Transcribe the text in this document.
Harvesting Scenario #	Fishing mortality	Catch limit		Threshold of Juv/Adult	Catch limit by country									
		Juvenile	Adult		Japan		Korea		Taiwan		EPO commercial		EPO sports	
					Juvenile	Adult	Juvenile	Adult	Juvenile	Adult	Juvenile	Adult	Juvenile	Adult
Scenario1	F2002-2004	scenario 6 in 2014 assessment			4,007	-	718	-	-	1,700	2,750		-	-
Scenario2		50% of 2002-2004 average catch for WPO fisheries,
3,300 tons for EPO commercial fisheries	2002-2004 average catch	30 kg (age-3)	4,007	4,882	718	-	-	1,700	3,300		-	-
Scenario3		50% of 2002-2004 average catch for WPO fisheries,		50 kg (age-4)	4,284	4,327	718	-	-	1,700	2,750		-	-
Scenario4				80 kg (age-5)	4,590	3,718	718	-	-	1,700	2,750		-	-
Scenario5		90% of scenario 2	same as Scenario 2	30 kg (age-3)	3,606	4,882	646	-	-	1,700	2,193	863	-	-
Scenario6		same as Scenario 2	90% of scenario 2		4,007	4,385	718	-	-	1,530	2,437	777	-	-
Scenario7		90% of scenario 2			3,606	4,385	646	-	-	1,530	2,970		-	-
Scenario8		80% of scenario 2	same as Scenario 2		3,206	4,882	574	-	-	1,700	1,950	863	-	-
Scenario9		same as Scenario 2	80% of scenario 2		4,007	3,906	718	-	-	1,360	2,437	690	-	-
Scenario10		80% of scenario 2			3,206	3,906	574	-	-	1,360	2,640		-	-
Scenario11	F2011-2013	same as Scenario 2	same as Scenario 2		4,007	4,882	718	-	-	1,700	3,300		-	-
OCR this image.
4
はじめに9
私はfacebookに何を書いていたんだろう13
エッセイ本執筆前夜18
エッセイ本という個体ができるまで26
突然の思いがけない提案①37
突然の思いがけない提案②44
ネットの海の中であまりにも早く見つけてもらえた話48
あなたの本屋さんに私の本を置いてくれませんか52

• _Task description_
Output exactly the lines between the one containing "OCR this image." and the final line above, both inclusive.

• _Solution for this task_
OCR this image.
4
はじめに9
私はfacebookに何を書いていたんだろう13
エッセイ本執筆前夜18
エッセイ本という個体ができるまで26
突然の思いがけない提案①37
突然の思いがけない提案②44
ネットの海の中であまりにも早く見つけてもらえた話48
あなたの本屋さんに私の本を置いてくれませんか52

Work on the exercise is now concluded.